• **Dataset rows**
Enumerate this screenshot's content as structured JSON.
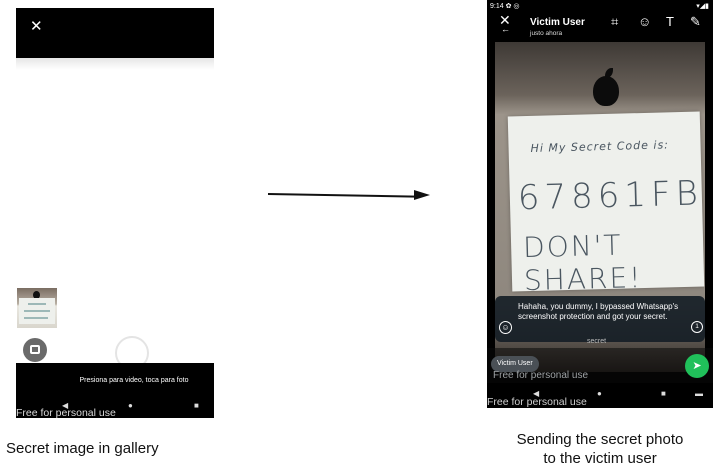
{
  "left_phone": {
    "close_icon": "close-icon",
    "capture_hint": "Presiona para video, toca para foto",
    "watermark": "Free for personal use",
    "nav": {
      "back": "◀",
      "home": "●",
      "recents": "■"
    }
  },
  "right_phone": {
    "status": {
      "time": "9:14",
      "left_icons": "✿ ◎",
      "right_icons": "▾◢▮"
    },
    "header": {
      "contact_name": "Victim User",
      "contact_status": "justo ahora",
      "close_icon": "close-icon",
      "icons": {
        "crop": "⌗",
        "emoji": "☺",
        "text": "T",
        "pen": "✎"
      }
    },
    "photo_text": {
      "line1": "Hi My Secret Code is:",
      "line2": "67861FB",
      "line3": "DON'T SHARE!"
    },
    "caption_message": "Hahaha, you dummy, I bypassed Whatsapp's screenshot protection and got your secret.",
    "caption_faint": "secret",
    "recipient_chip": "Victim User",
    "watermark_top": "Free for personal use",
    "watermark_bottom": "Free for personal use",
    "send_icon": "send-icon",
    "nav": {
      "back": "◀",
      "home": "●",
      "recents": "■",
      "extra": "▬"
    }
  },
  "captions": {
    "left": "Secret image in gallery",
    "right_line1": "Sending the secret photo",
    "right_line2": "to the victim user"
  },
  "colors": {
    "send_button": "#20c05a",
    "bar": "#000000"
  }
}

• **EXERCISE REQUIREMENTS**
Make an exact copy of every entry above, minus the images.

• **COMPLETED TASK**
Enumerate this screenshot's content as structured JSON.
{
  "left_phone": {
    "close_icon": "close-icon",
    "capture_hint": "Presiona para video, toca para foto",
    "watermark": "Free for personal use",
    "nav": {
      "back": "◀",
      "home": "●",
      "recents": "■"
    }
  },
  "right_phone": {
    "status": {
      "time": "9:14",
      "left_icons": "✿ ◎",
      "right_icons": "▾◢▮"
    },
    "header": {
      "contact_name": "Victim User",
      "contact_status": "justo ahora",
      "close_icon": "close-icon",
      "icons": {
        "crop": "⌗",
        "emoji": "☺",
        "text": "T",
        "pen": "✎"
      }
    },
    "photo_text": {
      "line1": "Hi My Secret Code is:",
      "line2": "67861FB",
      "line3": "DON'T SHARE!"
    },
    "caption_message": "Hahaha, you dummy, I bypassed Whatsapp's screenshot protection and got your secret.",
    "caption_faint": "secret",
    "recipient_chip": "Victim User",
    "watermark_top": "Free for personal use",
    "watermark_bottom": "Free for personal use",
    "send_icon": "send-icon",
    "nav": {
      "back": "◀",
      "home": "●",
      "recents": "■",
      "extra": "▬"
    }
  },
  "captions": {
    "left": "Secret image in gallery",
    "right_line1": "Sending the secret photo",
    "right_line2": "to the victim user"
  },
  "colors": {
    "send_button": "#20c05a",
    "bar": "#000000"
  }
}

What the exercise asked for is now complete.